(Stored entries)
══════════
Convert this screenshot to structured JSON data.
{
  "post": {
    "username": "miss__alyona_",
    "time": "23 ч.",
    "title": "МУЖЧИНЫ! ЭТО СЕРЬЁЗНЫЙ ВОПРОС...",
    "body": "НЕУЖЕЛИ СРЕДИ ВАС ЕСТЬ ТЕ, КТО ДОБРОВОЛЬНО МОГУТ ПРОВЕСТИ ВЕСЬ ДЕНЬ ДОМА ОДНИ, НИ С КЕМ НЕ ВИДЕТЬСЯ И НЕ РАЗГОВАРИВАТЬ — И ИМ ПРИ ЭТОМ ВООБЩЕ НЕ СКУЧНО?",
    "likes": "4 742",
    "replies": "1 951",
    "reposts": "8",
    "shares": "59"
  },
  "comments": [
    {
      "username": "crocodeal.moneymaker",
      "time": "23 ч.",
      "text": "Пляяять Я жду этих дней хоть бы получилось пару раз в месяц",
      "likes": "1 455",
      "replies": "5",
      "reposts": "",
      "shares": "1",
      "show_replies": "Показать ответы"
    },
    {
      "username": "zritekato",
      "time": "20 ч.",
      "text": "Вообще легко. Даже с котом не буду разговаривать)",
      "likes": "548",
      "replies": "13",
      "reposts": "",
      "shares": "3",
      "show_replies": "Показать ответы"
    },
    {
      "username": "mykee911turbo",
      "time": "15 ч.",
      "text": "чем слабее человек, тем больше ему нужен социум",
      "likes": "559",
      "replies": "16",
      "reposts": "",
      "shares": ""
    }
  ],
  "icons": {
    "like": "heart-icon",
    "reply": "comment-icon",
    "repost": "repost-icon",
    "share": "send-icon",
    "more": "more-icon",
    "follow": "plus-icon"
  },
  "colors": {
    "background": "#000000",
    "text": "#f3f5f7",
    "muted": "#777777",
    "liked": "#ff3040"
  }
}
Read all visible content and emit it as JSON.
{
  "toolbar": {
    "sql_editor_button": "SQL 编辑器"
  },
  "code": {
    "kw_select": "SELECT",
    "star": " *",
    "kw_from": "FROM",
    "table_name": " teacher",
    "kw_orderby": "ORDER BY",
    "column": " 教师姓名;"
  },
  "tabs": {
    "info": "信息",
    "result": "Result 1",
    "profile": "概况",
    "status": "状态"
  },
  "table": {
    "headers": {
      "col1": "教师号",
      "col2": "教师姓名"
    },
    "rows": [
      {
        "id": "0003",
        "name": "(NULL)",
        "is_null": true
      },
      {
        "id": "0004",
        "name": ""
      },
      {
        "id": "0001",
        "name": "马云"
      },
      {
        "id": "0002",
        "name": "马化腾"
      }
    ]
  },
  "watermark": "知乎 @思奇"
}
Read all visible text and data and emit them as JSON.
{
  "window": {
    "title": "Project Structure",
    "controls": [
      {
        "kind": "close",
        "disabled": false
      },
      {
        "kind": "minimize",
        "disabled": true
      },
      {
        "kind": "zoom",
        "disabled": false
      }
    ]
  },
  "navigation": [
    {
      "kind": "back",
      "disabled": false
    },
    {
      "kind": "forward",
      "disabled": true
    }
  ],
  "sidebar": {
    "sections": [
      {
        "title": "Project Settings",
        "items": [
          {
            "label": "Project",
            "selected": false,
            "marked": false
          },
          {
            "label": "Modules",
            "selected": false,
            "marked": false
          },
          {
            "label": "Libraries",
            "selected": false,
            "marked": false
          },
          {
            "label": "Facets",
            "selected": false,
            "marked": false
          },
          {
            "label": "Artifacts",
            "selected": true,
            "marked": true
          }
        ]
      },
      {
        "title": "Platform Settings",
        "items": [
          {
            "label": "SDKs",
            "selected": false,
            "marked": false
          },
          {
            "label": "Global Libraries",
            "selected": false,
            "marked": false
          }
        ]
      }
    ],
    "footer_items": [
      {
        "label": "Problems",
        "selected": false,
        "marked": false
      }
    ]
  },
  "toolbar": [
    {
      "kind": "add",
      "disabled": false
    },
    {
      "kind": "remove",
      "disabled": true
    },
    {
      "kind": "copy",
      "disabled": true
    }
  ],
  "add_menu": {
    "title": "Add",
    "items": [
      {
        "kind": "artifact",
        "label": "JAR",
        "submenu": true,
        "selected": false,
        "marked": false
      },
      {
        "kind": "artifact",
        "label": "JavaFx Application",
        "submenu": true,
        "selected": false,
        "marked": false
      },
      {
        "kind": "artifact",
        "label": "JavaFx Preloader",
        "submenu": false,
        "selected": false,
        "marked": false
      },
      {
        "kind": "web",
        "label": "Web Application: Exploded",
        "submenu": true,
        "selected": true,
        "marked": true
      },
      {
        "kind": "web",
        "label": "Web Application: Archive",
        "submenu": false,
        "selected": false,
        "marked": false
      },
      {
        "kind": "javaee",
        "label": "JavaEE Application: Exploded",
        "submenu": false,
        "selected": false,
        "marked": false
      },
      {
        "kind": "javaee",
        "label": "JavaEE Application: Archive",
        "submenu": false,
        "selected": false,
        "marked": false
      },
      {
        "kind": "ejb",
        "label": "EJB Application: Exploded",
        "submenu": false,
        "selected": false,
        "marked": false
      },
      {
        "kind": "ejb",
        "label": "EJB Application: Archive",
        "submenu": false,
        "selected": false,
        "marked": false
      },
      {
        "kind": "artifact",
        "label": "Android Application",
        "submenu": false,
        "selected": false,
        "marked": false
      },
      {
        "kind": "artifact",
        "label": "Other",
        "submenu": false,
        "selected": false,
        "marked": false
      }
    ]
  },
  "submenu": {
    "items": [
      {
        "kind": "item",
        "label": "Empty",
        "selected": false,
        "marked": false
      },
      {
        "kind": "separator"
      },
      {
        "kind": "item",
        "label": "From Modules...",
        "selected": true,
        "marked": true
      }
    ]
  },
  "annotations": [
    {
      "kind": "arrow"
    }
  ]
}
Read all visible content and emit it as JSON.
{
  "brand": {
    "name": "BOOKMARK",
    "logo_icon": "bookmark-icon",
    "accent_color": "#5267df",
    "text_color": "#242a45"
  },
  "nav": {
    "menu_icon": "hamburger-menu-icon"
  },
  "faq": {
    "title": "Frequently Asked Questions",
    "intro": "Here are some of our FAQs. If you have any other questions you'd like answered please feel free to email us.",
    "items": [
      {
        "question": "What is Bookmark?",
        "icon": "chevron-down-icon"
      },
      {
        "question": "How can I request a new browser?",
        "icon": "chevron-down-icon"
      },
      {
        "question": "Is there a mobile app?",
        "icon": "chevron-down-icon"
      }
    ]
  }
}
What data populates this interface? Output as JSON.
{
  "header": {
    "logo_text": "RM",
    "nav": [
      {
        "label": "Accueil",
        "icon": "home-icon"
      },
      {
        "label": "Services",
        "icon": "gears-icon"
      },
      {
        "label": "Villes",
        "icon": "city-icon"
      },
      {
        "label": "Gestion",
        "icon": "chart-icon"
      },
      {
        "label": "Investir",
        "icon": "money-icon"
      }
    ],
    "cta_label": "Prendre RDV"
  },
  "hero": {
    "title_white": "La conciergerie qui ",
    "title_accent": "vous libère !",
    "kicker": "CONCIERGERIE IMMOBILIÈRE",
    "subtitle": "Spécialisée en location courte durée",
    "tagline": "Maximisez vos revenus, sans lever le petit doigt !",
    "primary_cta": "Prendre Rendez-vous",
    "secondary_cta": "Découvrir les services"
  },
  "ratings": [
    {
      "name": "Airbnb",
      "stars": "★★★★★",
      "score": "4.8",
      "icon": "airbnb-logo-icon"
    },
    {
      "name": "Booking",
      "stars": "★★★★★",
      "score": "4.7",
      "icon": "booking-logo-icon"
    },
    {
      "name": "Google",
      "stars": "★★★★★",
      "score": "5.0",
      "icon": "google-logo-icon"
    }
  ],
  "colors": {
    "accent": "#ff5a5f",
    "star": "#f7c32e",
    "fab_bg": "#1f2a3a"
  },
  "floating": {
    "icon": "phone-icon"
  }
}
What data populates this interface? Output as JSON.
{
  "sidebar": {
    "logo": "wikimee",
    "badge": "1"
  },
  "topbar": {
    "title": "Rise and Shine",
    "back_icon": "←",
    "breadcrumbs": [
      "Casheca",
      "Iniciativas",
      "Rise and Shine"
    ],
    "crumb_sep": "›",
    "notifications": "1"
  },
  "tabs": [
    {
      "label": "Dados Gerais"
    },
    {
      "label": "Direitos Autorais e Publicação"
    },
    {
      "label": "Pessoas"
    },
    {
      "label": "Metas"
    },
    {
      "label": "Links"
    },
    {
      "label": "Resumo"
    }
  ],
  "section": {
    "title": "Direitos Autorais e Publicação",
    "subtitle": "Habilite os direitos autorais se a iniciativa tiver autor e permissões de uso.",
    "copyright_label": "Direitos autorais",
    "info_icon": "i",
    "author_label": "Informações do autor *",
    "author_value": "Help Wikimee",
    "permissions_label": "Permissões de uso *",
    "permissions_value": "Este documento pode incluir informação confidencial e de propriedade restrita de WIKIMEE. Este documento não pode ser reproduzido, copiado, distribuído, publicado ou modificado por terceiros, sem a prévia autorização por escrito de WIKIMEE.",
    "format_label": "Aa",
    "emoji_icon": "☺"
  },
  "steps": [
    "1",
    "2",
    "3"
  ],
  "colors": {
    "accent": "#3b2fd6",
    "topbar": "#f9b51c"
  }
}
══════════
#### [STATED GOAL]
Identify the lines of the entries containing the string "Settings". Copy each such line.

#### [RESULT]
        "title": "Project Settings",
        "title": "Platform Settings",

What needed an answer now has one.